Transcribe the material in full. Nothing should differ except that the pictures are left out.
— Start —
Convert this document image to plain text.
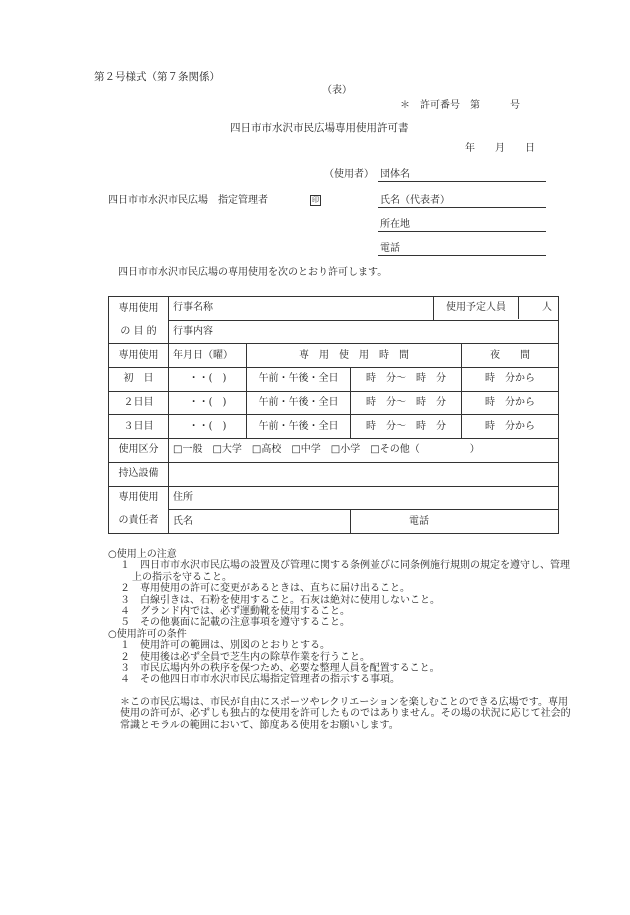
第２号様式（第７条関係）
（表）
＊　許可番号　第　　　号
四日市市水沢市民広場専用使用許可書
年　　月　　日
（使用者） 団体名
四日市市水沢市民広場　指定管理者	印	氏名（代表者）
所在地
電話
四日市市水沢市民広場の専用使用を次のとおり許可します。
専用使用	行事名称			使用予定人員 人	

の 目 的	行事内容				
専用使用	年月日（曜）	専　用　使　用　時　間			夜　　間
初　日	・・(　)	午前・午後・全日	時　分〜　時　分		時　分から
２日目	・・(　)	午前・午後・全日	時　分〜　時　分		時　分から
３日目	・・(　)	午前・午後・全日	時　分〜　時　分		時　分から
使用区分	□一般　□大学　□高校　□中学　□小学　□その他（　　　　　）				
持込設備					
専用使用	住所				
の責任者	氏名		電話		

○使用上の注意

１　四日市市水沢市民広場の設置及び管理に関する条例並びに同条例施行規則の規定を遵守し、管理上の指示を守ること。

２　専用使用の許可に変更があるときは、直ちに届け出ること。

３　白線引きは、石粉を使用すること。石灰は絶対に使用しないこと。

４　グランド内では、必ず運動靴を使用すること。

５　その他裏面に記載の注意事項を遵守すること。

○使用許可の条件

１　使用許可の範囲は、別図のとおりとする。

２　使用後は必ず全員で芝生内の除草作業を行うこと。

３　市民広場内外の秩序を保つため、必要な整理人員を配置すること。

４　その他四日市市水沢市民広場指定管理者の指示する事項。

＊この市民広場は、市民が自由にスポーツやレクリエーションを楽しむことのできる広場です。専用使用の許可が、必ずしも独占的な使用を許可したものではありません。その場の状況に応じて社会的常識とモラルの範囲において、節度ある使用をお願いします。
— End —
In response:
Convert this document image to plain text.
第２号様式（第７条関係）
（表）
＊　許可番号　第　　　号
四日市市水沢市民広場専用使用許可書
年　　月　　日
（使用者） 団体名
四日市市水沢市民広場　指定管理者	印	氏名（代表者）
所在地
電話
四日市市水沢市民広場の専用使用を次のとおり許可します。
専用使用	行事名称			使用予定人員 人	

の 目 的	行事内容				
専用使用	年月日（曜）	専　用　使　用　時　間			夜　　間
初　日	・・(　)	午前・午後・全日	時　分〜　時　分		時　分から
２日目	・・(　)	午前・午後・全日	時　分〜　時　分		時　分から
３日目	・・(　)	午前・午後・全日	時　分〜　時　分		時　分から
使用区分	□一般　□大学　□高校　□中学　□小学　□その他（　　　　　）				
持込設備					
専用使用	住所				
の責任者	氏名		電話		

○使用上の注意

１　四日市市水沢市民広場の設置及び管理に関する条例並びに同条例施行規則の規定を遵守し、管理上の指示を守ること。

２　専用使用の許可に変更があるときは、直ちに届け出ること。

３　白線引きは、石粉を使用すること。石灰は絶対に使用しないこと。

４　グランド内では、必ず運動靴を使用すること。

５　その他裏面に記載の注意事項を遵守すること。

○使用許可の条件

１　使用許可の範囲は、別図のとおりとする。

２　使用後は必ず全員で芝生内の除草作業を行うこと。

３　市民広場内外の秩序を保つため、必要な整理人員を配置すること。

４　その他四日市市水沢市民広場指定管理者の指示する事項。

＊この市民広場は、市民が自由にスポーツやレクリエーションを楽しむことのできる広場です。専用使用の許可が、必ずしも独占的な使用を許可したものではありません。その場の状況に応じて社会的常識とモラルの範囲において、節度ある使用をお願いします。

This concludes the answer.